╭──

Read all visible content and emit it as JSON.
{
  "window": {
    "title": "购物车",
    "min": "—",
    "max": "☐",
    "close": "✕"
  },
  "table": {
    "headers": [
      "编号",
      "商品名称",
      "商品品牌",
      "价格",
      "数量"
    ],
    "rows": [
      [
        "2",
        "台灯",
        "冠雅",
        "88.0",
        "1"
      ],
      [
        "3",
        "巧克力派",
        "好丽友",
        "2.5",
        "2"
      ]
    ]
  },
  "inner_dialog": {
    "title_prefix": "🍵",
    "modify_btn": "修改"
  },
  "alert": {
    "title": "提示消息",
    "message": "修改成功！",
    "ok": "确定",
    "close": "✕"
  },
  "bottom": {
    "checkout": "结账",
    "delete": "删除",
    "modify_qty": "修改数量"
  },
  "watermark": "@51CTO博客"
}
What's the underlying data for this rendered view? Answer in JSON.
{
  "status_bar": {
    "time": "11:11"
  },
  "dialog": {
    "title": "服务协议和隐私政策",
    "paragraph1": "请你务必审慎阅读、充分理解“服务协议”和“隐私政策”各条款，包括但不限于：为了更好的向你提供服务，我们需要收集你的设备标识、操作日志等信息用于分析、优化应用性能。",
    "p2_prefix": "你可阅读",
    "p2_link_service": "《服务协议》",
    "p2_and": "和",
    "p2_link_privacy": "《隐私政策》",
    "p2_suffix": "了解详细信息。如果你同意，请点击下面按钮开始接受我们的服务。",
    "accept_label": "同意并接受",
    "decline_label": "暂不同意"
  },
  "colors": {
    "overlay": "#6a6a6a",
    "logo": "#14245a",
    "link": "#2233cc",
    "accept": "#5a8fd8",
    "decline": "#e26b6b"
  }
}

╰──

EXERCISE DESCRIPTION: Determine how many lines of the entries above carry the string "JSON", and give that number alone.

COMPLETE ANSWER: 2